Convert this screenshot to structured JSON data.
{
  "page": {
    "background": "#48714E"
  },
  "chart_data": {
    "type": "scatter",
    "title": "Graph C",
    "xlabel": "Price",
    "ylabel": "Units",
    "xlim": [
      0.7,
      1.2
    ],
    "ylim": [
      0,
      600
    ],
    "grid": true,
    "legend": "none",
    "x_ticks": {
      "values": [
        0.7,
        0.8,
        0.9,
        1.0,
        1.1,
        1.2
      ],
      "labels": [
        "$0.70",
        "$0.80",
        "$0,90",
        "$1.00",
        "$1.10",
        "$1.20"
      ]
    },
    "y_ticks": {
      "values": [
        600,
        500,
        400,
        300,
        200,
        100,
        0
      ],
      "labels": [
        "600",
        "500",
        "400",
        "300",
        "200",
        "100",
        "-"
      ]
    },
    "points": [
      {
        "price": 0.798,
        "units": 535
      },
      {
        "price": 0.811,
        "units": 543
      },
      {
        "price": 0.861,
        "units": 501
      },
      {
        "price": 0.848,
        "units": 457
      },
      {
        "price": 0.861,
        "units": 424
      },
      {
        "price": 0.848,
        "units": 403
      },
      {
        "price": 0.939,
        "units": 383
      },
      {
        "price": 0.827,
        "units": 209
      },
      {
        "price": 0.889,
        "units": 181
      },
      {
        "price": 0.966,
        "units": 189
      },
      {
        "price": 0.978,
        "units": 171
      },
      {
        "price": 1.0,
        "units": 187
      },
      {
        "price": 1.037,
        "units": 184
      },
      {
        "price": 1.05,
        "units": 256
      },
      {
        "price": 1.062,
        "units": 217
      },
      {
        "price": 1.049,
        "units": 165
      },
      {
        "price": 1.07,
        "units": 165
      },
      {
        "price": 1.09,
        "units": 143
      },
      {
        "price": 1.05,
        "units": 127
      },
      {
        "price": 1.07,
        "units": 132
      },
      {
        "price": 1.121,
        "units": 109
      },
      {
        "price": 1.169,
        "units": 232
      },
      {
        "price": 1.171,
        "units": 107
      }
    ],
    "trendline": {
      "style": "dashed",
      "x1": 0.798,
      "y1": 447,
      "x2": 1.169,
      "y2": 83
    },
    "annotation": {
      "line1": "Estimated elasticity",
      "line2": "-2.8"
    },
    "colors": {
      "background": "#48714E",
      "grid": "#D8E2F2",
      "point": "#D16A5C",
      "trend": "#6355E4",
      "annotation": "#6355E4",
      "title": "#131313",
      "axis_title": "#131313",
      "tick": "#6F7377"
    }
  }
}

Task goal: Find the count of lines in the data above where the string "background" occurs. Provide that number alone.

Response to the task: 2